- **Given instruction**: In the material below, the lines containing the word "labrador" are required; copy each of them.

- **Material provided**:
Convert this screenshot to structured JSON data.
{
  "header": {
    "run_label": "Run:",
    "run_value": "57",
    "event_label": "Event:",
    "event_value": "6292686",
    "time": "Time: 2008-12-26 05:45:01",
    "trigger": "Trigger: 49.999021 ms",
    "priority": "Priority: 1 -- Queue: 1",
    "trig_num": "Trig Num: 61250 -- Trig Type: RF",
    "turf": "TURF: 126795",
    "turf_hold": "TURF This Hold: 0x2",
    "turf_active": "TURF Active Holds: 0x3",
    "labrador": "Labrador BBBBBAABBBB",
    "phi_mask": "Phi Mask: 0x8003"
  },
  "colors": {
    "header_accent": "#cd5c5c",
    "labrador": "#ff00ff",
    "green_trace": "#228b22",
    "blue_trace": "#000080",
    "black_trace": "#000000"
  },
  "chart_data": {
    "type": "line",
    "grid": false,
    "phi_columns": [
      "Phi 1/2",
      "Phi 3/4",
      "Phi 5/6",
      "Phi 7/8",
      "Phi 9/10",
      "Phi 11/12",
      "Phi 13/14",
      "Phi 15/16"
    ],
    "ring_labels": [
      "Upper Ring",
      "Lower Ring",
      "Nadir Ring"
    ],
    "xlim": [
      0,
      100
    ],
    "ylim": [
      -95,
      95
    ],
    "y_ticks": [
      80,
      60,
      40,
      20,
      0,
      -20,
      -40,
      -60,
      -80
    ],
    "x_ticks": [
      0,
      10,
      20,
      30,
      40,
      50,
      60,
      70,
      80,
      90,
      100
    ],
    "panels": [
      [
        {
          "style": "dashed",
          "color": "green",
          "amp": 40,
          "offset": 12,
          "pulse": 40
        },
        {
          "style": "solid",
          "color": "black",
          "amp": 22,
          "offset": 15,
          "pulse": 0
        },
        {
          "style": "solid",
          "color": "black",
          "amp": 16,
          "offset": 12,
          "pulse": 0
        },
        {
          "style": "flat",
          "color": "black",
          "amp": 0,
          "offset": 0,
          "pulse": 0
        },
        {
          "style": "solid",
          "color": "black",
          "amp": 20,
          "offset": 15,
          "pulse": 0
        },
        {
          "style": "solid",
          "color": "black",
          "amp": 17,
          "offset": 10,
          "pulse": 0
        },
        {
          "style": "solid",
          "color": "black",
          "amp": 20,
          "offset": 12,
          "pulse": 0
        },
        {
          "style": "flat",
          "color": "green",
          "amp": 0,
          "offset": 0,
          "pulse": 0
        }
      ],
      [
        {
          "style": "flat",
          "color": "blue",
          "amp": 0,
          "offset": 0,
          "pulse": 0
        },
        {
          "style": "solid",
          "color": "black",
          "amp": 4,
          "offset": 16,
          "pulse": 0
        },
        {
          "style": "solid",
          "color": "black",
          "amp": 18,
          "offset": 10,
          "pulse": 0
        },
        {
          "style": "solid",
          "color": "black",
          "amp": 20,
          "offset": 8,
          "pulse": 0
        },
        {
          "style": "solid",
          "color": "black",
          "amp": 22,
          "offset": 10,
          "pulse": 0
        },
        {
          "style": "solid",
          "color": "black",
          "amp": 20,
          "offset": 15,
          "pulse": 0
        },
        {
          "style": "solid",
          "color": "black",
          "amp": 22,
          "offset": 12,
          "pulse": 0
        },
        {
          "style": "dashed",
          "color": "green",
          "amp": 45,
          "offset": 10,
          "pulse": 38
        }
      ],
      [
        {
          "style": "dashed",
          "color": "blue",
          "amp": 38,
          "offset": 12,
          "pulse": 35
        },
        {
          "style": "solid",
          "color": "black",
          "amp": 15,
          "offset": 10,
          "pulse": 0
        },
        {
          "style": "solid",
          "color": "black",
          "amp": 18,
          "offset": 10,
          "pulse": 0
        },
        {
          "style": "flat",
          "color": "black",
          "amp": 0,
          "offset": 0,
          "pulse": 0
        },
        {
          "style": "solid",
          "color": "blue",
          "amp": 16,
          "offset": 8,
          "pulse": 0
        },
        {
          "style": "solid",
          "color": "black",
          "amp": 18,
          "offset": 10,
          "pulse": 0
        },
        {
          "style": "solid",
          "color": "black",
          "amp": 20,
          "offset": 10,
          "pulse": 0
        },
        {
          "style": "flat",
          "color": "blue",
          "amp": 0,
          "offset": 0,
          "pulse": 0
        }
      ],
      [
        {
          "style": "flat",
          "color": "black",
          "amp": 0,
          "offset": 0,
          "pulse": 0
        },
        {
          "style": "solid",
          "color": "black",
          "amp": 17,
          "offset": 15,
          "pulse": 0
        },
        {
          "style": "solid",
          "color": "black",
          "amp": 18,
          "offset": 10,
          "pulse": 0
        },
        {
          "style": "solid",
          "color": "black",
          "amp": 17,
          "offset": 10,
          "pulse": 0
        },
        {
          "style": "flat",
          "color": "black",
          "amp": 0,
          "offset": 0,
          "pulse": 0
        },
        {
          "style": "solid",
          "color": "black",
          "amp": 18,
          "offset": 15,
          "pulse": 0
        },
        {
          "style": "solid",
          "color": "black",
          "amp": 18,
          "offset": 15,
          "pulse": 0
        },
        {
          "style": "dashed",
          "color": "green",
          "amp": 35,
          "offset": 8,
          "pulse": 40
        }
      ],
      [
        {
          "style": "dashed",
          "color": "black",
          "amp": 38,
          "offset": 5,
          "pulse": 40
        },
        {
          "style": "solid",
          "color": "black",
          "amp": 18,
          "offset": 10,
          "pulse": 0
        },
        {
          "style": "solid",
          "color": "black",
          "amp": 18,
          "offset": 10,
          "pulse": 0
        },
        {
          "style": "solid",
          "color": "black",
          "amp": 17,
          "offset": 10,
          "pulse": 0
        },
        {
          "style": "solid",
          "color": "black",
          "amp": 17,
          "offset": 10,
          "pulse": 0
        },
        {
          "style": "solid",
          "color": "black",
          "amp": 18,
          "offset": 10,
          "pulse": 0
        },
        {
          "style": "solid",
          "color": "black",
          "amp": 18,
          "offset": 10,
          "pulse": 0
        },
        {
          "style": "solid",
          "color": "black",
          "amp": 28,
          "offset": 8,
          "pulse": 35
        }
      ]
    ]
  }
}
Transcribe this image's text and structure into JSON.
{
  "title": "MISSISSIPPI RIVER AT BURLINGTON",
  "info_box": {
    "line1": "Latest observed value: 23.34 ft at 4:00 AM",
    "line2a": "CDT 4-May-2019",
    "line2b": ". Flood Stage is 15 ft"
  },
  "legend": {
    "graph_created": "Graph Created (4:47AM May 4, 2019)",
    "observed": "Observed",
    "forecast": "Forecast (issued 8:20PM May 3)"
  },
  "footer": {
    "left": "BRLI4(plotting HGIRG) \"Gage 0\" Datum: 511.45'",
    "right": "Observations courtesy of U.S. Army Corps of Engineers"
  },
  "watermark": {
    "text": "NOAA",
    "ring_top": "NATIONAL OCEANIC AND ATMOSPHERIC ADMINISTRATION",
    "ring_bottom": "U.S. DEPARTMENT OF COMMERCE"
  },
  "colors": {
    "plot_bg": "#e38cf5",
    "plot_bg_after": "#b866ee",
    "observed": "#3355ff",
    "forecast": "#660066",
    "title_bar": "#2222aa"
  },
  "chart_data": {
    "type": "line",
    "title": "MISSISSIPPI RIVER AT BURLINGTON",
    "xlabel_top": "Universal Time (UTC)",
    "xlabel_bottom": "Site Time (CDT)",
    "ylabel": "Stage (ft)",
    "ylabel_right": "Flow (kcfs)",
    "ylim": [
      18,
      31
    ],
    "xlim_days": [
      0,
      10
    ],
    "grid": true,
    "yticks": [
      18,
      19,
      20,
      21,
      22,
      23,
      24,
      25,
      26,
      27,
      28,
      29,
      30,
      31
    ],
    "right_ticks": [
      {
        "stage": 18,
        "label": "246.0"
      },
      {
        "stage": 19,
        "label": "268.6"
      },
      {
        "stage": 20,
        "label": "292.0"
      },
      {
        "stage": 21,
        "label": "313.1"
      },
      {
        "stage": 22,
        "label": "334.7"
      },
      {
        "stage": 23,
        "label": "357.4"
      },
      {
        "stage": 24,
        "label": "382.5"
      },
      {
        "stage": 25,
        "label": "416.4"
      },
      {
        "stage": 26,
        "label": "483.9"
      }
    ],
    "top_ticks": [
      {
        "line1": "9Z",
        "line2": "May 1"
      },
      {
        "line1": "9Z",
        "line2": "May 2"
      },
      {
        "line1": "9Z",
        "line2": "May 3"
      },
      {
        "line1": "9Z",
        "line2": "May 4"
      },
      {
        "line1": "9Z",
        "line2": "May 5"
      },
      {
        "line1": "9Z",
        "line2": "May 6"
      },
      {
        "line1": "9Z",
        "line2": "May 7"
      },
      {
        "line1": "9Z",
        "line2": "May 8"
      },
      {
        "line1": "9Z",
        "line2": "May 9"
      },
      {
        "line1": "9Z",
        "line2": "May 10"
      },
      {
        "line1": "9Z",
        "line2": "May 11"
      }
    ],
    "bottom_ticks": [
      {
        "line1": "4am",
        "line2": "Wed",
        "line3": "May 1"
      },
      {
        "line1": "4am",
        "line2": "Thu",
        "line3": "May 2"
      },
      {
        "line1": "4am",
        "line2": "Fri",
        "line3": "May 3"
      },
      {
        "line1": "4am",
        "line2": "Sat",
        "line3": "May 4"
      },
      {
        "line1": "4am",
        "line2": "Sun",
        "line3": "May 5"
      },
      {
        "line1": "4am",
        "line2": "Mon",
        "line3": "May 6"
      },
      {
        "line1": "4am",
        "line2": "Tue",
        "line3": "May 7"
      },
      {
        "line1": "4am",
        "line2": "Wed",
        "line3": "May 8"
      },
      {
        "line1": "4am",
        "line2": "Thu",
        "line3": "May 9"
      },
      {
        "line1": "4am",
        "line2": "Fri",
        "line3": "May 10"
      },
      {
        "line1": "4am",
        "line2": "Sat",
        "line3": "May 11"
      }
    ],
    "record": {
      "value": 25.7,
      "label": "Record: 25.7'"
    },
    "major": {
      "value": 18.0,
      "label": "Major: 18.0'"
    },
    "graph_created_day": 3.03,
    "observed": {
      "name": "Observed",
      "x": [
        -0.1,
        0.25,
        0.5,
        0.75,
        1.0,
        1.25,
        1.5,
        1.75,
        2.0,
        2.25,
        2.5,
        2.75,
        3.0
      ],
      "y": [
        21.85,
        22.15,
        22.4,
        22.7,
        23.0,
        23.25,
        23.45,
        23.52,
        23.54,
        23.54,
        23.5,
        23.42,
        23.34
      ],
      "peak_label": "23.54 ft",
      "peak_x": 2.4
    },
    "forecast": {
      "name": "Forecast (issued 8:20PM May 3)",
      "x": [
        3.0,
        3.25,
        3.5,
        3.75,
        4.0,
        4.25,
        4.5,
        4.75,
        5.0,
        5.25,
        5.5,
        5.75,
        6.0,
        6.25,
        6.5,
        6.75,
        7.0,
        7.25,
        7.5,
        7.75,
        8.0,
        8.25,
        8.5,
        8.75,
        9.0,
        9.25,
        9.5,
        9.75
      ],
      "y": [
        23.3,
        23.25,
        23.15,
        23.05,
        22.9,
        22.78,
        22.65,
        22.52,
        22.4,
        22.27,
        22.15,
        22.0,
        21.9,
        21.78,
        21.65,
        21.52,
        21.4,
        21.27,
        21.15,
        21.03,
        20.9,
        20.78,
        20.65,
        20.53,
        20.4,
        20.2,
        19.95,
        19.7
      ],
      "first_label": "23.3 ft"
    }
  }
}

- **The reply**:
    "labrador": "Labrador BBBBBAABBBB",
    "labrador": "#ff00ff",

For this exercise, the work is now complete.